◆ DIRECTIONS FOR THIS TASK
Carry none of the pictures over; write out the complete data exactly.

◆ EXCERPTED DATA
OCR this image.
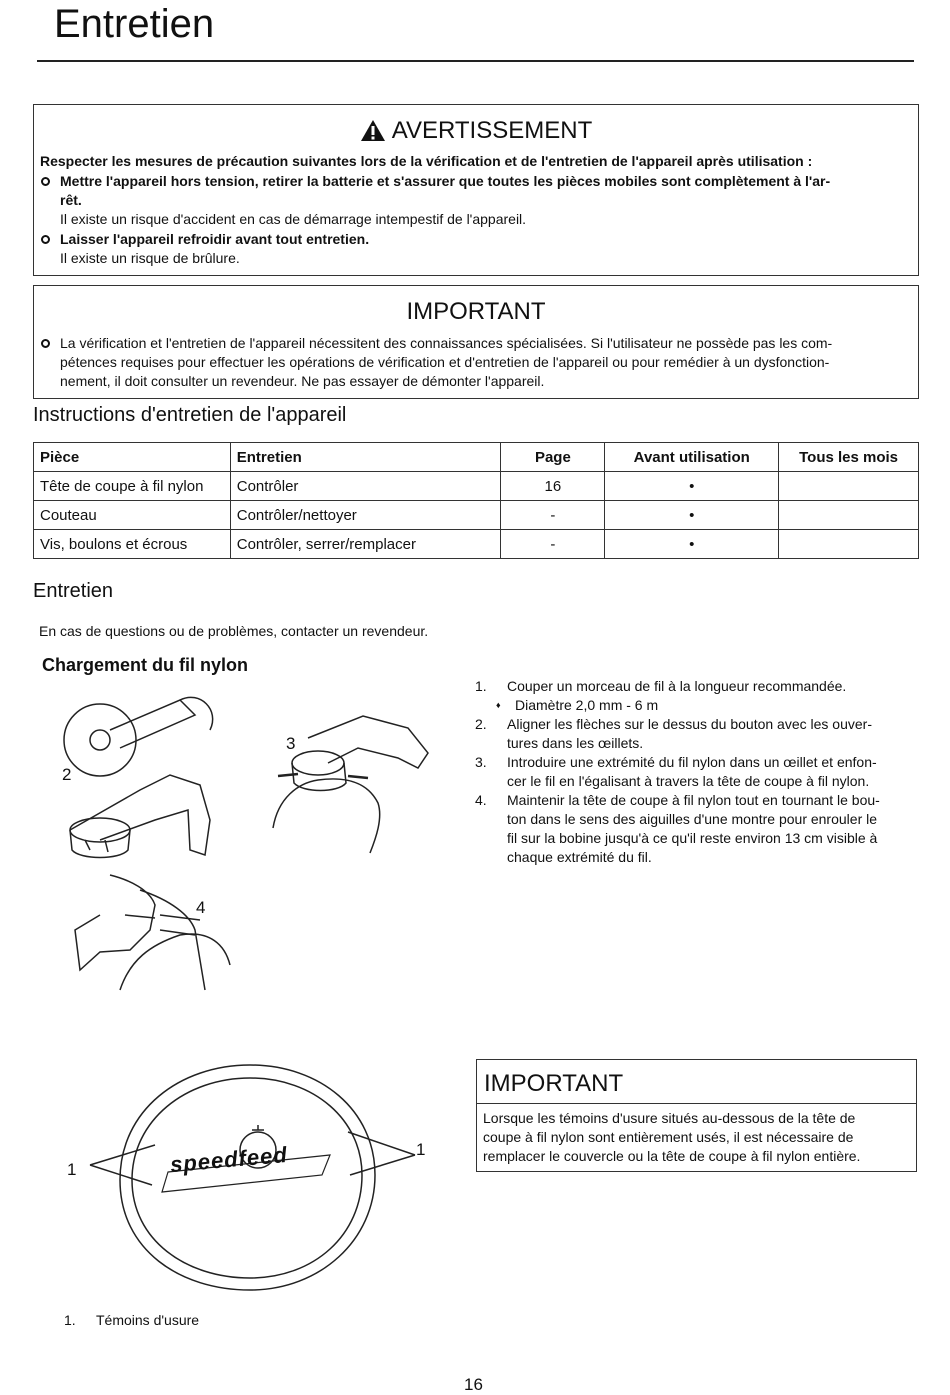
Entretien
AVERTISSEMENT
Respecter les mesures de précaution suivantes lors de la vérification et de l'entretien de l'appareil après utilisation :
Mettre l'appareil hors tension, retirer la batterie et s'assurer que toutes les pièces mobiles sont complètement à l'ar-
rêt.
Il existe un risque d'accident en cas de démarrage intempestif de l'appareil.
Laisser l'appareil refroidir avant tout entretien.
Il existe un risque de brûlure.
IMPORTANT
La vérification et l'entretien de l'appareil nécessitent des connaissances spécialisées. Si l'utilisateur ne possède pas les com-
pétences requises pour effectuer les opérations de vérification et d'entretien de l'appareil ou pour remédier à un dysfonction-
nement, il doit consulter un revendeur. Ne pas essayer de démonter l'appareil.
Instructions d'entretien de l'appareil
Pièce	Entretien	Page	Avant utilisation	Tous les mois
Tête de coupe à fil nylon	Contrôler	16	•	
Couteau	Contrôler/nettoyer	-	•	
Vis, boulons et écrous	Contrôler, serrer/remplacer	-	•	
Entretien
En cas de questions ou de problèmes, contacter un revendeur.
Chargement du fil nylon
1. Couper un morceau de fil à la longueur recommandée.
♦ Diamètre 2,0 mm - 6 m
2. Aligner les flèches sur le dessus du bouton avec les ouver-
tures dans les œillets.
3. Introduire une extrémité du fil nylon dans un œillet et enfon-
cer le fil en l'égalisant à travers la tête de coupe à fil nylon.
4. Maintenir la tête de coupe à fil nylon tout en tournant le bou-
ton dans le sens des aiguilles d'une montre pour enrouler le
fil sur la bobine jusqu'à ce qu'il reste environ 13 cm visible à
chaque extrémité du fil.
2
4
3
IMPORTANT
Lorsque les témoins d'usure situés au-dessous de la tête de
coupe à fil nylon sont entièrement usés, il est nécessaire de
remplacer le couvercle ou la tête de coupe à fil nylon entière.
speedfeed
1
1
1. Témoins d'usure
16
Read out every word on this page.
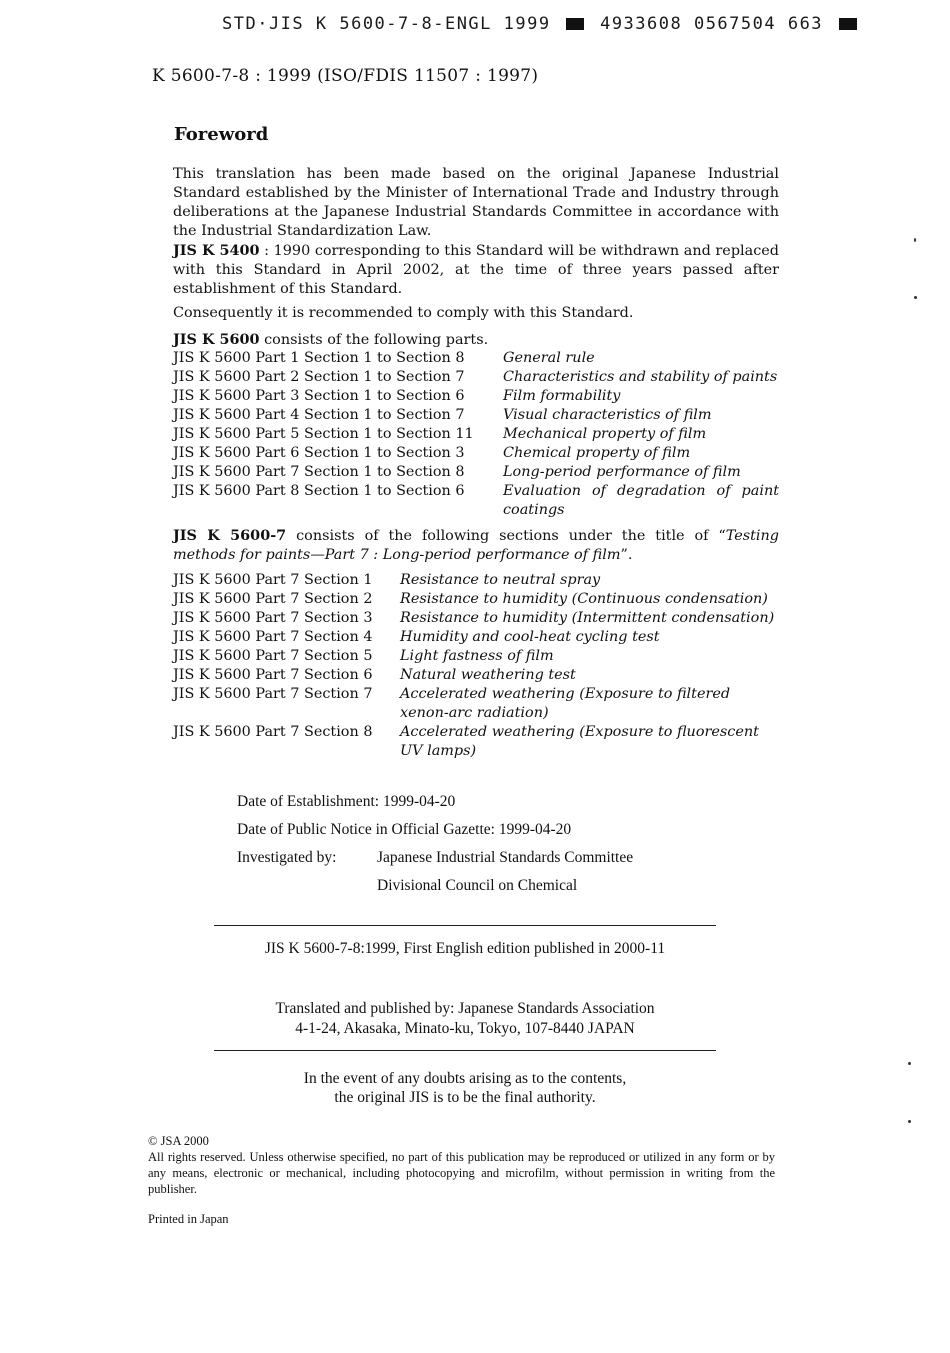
STD·JIS K 5600-7-8-ENGL 1999	4933608 0567504 663
K 5600-7-8 : 1999 (ISO/FDIS 11507 : 1997)
Foreword
This translation has been made based on the original Japanese Industrial Standard established by the Minister of International Trade and Industry through deliberations at the Japanese Industrial Standards Committee in accordance with the Industrial Standardization Law.
JIS K 5400 : 1990 corresponding to this Standard will be withdrawn and replaced with this Standard in April 2002, at the time of three years passed after establishment of this Standard.
Consequently it is recommended to comply with this Standard.
JIS K 5600 consists of the following parts.
JIS K 5600 Part 1 Section 1 to Section 8	General rule
JIS K 5600 Part 2 Section 1 to Section 7	Characteristics and stability of paints
JIS K 5600 Part 3 Section 1 to Section 6	Film formability
JIS K 5600 Part 4 Section 1 to Section 7	Visual characteristics of film
JIS K 5600 Part 5 Section 1 to Section 11 Mechanical property of film
JIS K 5600 Part 6 Section 1 to Section 3	Chemical property of film
JIS K 5600 Part 7 Section 1 to Section 8	Long-period performance of film
JIS K 5600 Part 8 Section 1 to Section 6	Evaluation of degradation of paint coatings
JIS K 5600-7 consists of the following sections under the title of “Testing methods for paints—Part 7 : Long-period performance of film”.
JIS K 5600 Part 7 Section 1 Resistance to neutral spray
JIS K 5600 Part 7 Section 2 Resistance to humidity (Continuous condensation)
JIS K 5600 Part 7 Section 3 Resistance to humidity (Intermittent condensation)
JIS K 5600 Part 7 Section 4 Humidity and cool-heat cycling test
JIS K 5600 Part 7 Section 5 Light fastness of film
JIS K 5600 Part 7 Section 6 Natural weathering test
JIS K 5600 Part 7 Section 7 Accelerated weathering (Exposure to filtered xenon-arc radiation)
JIS K 5600 Part 7 Section 8 Accelerated weathering (Exposure to fluorescent UV lamps)
Date of Establishment: 1999-04-20
Date of Public Notice in Official Gazette: 1999-04-20
Investigated by:	Japanese Industrial Standards Committee
Divisional Council on Chemical
JIS K 5600-7-8:1999, First English edition published in 2000-11
Translated and published by: Japanese Standards Association
4-1-24, Akasaka, Minato-ku, Tokyo, 107-8440 JAPAN
In the event of any doubts arising as to the contents,
the original JIS is to be the final authority.
© JSA 2000
All rights reserved. Unless otherwise specified, no part of this publication may be reproduced or utilized in any form or by any means, electronic or mechanical, including photocopying and microfilm, without permission in writing from the publisher.
Printed in Japan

◆ FINAL RESULT
OCR this image.
Entretien
AVERTISSEMENT
Respecter les mesures de précaution suivantes lors de la vérification et de l'entretien de l'appareil après utilisation :
Mettre l'appareil hors tension, retirer la batterie et s'assurer que toutes les pièces mobiles sont complètement à l'ar-
rêt.
Il existe un risque d'accident en cas de démarrage intempestif de l'appareil.
Laisser l'appareil refroidir avant tout entretien.
Il existe un risque de brûlure.
IMPORTANT
La vérification et l'entretien de l'appareil nécessitent des connaissances spécialisées. Si l'utilisateur ne possède pas les com-
pétences requises pour effectuer les opérations de vérification et d'entretien de l'appareil ou pour remédier à un dysfonction-
nement, il doit consulter un revendeur. Ne pas essayer de démonter l'appareil.
Instructions d'entretien de l'appareil
Pièce	Entretien	Page	Avant utilisation	Tous les mois
Tête de coupe à fil nylon	Contrôler	16	•	
Couteau	Contrôler/nettoyer	-	•	
Vis, boulons et écrous	Contrôler, serrer/remplacer	-	•	
Entretien
En cas de questions ou de problèmes, contacter un revendeur.
Chargement du fil nylon
1. Couper un morceau de fil à la longueur recommandée.
♦ Diamètre 2,0 mm - 6 m
2. Aligner les flèches sur le dessus du bouton avec les ouver-
tures dans les œillets.
3. Introduire une extrémité du fil nylon dans un œillet et enfon-
cer le fil en l'égalisant à travers la tête de coupe à fil nylon.
4. Maintenir la tête de coupe à fil nylon tout en tournant le bou-
ton dans le sens des aiguilles d'une montre pour enrouler le
fil sur la bobine jusqu'à ce qu'il reste environ 13 cm visible à
chaque extrémité du fil.
2
4
3
IMPORTANT
Lorsque les témoins d'usure situés au-dessous de la tête de
coupe à fil nylon sont entièrement usés, il est nécessaire de
remplacer le couvercle ou la tête de coupe à fil nylon entière.
speedfeed
1
1
1. Témoins d'usure
16
Read out every word on this page.
STD·JIS K 5600-7-8-ENGL 1999	4933608 0567504 663
K 5600-7-8 : 1999 (ISO/FDIS 11507 : 1997)
Foreword
This translation has been made based on the original Japanese Industrial Standard established by the Minister of International Trade and Industry through deliberations at the Japanese Industrial Standards Committee in accordance with the Industrial Standardization Law.
JIS K 5400 : 1990 corresponding to this Standard will be withdrawn and replaced with this Standard in April 2002, at the time of three years passed after establishment of this Standard.
Consequently it is recommended to comply with this Standard.
JIS K 5600 consists of the following parts.
JIS K 5600 Part 1 Section 1 to Section 8	General rule
JIS K 5600 Part 2 Section 1 to Section 7	Characteristics and stability of paints
JIS K 5600 Part 3 Section 1 to Section 6	Film formability
JIS K 5600 Part 4 Section 1 to Section 7	Visual characteristics of film
JIS K 5600 Part 5 Section 1 to Section 11 Mechanical property of film
JIS K 5600 Part 6 Section 1 to Section 3	Chemical property of film
JIS K 5600 Part 7 Section 1 to Section 8	Long-period performance of film
JIS K 5600 Part 8 Section 1 to Section 6	Evaluation of degradation of paint coatings
JIS K 5600-7 consists of the following sections under the title of “Testing methods for paints—Part 7 : Long-period performance of film”.
JIS K 5600 Part 7 Section 1 Resistance to neutral spray
JIS K 5600 Part 7 Section 2 Resistance to humidity (Continuous condensation)
JIS K 5600 Part 7 Section 3 Resistance to humidity (Intermittent condensation)
JIS K 5600 Part 7 Section 4 Humidity and cool-heat cycling test
JIS K 5600 Part 7 Section 5 Light fastness of film
JIS K 5600 Part 7 Section 6 Natural weathering test
JIS K 5600 Part 7 Section 7 Accelerated weathering (Exposure to filtered xenon-arc radiation)
JIS K 5600 Part 7 Section 8 Accelerated weathering (Exposure to fluorescent UV lamps)
Date of Establishment: 1999-04-20
Date of Public Notice in Official Gazette: 1999-04-20
Investigated by:	Japanese Industrial Standards Committee
Divisional Council on Chemical
JIS K 5600-7-8:1999, First English edition published in 2000-11
Translated and published by: Japanese Standards Association
4-1-24, Akasaka, Minato-ku, Tokyo, 107-8440 JAPAN
In the event of any doubts arising as to the contents,
the original JIS is to be the final authority.
© JSA 2000
All rights reserved. Unless otherwise specified, no part of this publication may be reproduced or utilized in any form or by any means, electronic or mechanical, including photocopying and microfilm, without permission in writing from the publisher.
Printed in Japan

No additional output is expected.